EXERCISE INSTRUCTIONS - Report every line in the listing that contains the string "Opetuksessa".

(Figure record listings)
## Start

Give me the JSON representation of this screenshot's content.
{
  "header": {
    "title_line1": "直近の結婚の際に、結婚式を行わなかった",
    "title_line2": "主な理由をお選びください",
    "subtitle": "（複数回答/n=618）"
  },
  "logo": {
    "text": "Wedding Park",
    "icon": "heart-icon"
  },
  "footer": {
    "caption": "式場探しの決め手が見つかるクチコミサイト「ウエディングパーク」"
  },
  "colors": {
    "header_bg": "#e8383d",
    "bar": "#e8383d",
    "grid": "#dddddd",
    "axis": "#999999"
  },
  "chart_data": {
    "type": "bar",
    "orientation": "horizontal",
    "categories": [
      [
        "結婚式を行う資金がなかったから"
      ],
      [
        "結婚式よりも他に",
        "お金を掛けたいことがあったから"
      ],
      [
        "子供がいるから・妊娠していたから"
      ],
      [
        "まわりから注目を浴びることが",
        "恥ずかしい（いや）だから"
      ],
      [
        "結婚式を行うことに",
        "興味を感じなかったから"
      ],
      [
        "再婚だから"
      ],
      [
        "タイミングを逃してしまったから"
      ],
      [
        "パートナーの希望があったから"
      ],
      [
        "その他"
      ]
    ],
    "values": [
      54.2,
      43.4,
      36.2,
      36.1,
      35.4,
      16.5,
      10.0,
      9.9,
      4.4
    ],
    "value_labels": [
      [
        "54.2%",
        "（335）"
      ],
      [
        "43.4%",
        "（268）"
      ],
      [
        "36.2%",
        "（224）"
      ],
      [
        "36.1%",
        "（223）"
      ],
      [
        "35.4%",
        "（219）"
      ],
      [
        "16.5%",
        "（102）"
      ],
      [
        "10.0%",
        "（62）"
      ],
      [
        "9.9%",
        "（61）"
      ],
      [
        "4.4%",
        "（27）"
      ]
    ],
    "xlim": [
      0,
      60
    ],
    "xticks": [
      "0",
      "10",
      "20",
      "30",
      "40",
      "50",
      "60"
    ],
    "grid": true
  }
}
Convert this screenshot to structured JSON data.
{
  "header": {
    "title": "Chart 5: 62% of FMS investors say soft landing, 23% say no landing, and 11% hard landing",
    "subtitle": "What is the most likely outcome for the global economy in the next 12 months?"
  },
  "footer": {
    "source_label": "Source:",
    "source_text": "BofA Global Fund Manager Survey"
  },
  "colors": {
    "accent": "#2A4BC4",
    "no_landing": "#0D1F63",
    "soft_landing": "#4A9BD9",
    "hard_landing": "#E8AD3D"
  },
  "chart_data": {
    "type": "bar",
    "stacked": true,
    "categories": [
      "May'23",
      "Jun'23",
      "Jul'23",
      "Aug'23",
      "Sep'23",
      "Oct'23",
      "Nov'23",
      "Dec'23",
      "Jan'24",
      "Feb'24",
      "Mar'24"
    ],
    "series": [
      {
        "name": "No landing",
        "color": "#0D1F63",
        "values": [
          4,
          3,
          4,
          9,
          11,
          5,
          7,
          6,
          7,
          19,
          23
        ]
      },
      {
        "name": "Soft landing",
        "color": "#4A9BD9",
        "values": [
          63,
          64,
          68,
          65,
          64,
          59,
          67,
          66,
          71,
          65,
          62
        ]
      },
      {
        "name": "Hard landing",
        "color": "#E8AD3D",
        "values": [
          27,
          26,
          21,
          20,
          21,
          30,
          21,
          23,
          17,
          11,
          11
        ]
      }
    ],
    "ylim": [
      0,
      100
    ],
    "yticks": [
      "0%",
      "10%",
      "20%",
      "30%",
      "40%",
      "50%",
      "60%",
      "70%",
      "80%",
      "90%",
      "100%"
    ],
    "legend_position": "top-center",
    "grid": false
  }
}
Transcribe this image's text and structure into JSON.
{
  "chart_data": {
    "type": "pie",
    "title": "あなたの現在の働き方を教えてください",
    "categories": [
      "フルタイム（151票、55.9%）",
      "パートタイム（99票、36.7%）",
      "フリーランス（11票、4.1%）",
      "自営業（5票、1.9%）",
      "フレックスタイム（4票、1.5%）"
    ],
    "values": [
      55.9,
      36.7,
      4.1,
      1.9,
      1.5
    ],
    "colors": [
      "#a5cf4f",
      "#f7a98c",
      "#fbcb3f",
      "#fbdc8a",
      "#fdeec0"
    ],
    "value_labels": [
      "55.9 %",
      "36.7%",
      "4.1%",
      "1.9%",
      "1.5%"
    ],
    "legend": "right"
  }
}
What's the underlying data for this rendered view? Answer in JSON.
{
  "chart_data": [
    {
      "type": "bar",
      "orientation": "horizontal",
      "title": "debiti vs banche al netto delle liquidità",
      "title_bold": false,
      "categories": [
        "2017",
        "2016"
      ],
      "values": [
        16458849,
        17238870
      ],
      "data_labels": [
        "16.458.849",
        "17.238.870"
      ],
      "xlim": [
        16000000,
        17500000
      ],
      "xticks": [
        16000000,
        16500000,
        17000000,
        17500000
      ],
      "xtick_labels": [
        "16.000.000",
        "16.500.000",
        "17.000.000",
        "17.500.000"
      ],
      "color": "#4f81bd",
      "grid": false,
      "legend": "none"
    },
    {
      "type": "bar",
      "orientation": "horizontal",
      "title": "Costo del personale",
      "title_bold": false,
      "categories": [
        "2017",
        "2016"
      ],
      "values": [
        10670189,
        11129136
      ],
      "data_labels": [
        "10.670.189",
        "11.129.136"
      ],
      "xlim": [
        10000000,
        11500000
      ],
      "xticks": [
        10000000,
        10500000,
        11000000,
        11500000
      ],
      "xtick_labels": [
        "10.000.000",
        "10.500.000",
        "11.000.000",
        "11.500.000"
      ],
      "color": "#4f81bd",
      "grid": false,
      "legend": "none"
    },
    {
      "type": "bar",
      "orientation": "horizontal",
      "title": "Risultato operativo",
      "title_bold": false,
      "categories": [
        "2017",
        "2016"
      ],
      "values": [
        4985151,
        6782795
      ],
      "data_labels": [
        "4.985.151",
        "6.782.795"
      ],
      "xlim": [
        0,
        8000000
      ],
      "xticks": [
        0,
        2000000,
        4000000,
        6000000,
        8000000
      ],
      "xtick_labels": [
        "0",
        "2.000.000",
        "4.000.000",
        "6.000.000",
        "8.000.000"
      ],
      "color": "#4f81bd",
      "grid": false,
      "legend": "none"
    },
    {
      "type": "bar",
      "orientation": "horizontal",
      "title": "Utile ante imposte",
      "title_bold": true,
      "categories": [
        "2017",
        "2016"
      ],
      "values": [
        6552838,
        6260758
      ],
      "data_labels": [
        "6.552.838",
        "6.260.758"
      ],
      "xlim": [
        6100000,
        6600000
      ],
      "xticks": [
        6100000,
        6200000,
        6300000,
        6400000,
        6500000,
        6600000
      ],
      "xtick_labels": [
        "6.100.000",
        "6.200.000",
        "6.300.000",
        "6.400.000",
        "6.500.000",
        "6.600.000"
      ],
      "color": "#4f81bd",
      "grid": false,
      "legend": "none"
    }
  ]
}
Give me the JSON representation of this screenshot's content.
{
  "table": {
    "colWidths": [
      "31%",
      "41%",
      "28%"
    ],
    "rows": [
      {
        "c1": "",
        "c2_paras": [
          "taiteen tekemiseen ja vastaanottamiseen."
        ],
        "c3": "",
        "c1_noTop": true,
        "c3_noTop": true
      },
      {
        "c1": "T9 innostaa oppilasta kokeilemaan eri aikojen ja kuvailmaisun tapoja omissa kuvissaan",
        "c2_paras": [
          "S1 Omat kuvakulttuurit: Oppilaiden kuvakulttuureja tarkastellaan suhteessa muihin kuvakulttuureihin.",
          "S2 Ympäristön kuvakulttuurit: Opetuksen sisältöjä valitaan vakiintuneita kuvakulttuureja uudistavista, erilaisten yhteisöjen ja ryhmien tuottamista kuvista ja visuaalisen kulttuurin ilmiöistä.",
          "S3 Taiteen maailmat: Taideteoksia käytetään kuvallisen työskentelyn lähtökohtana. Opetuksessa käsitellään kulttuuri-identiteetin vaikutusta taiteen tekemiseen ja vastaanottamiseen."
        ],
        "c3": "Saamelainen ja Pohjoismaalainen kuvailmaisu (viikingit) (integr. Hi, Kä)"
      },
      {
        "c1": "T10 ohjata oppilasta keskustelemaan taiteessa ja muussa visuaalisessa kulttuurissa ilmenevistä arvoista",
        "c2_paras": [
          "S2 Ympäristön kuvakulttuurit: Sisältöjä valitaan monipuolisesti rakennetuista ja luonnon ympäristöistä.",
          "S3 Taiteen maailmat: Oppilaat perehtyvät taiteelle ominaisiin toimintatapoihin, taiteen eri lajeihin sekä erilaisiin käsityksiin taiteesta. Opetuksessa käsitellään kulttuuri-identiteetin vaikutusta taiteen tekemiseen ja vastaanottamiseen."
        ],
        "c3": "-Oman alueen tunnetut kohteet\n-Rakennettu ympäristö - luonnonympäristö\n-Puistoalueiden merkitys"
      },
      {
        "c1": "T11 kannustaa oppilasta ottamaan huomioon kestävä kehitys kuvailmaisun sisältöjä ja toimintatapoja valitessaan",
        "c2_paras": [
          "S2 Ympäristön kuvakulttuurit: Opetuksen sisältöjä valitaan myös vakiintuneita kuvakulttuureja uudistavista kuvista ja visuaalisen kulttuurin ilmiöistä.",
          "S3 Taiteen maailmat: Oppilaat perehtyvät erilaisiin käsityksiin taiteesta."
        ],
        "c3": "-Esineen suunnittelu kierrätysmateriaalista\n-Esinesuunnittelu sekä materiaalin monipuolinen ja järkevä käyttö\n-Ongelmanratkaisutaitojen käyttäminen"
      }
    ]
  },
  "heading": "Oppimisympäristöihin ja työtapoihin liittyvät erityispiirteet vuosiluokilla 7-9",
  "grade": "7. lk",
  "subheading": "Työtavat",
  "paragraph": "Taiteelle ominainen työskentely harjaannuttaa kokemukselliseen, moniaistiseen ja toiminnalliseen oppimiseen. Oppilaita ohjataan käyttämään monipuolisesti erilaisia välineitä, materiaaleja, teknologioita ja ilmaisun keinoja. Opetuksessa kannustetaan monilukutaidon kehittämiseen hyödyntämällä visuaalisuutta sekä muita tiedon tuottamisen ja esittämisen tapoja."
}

## End

SOLUTION TO THIS EXERCISE -
          "S3 Taiteen maailmat: Taideteoksia käytetään kuvallisen työskentelyn lähtökohtana. Opetuksessa käsitellään kulttuuri-identiteetin vaikutusta taiteen tekemiseen ja vastaanottamiseen."
          "S3 Taiteen maailmat: Oppilaat perehtyvät taiteelle ominaisiin toimintatapoihin, taiteen eri lajeihin sekä erilaisiin käsityksiin taiteesta. Opetuksessa käsitellään kulttuuri-identiteetin vaikutusta taiteen tekemiseen ja vastaanottamiseen."
  "paragraph": "Taiteelle ominainen työskentely harjaannuttaa kokemukselliseen, moniaistiseen ja toiminnalliseen oppimiseen. Oppilaita ohjataan käyttämään monipuolisesti erilaisia välineitä, materiaaleja, teknologioita ja ilmaisun keinoja. Opetuksessa kannustetaan monilukutaidon kehittämiseen hyödyntämällä visuaalisuutta sekä muita tiedon tuottamisen ja esittämisen tapoja."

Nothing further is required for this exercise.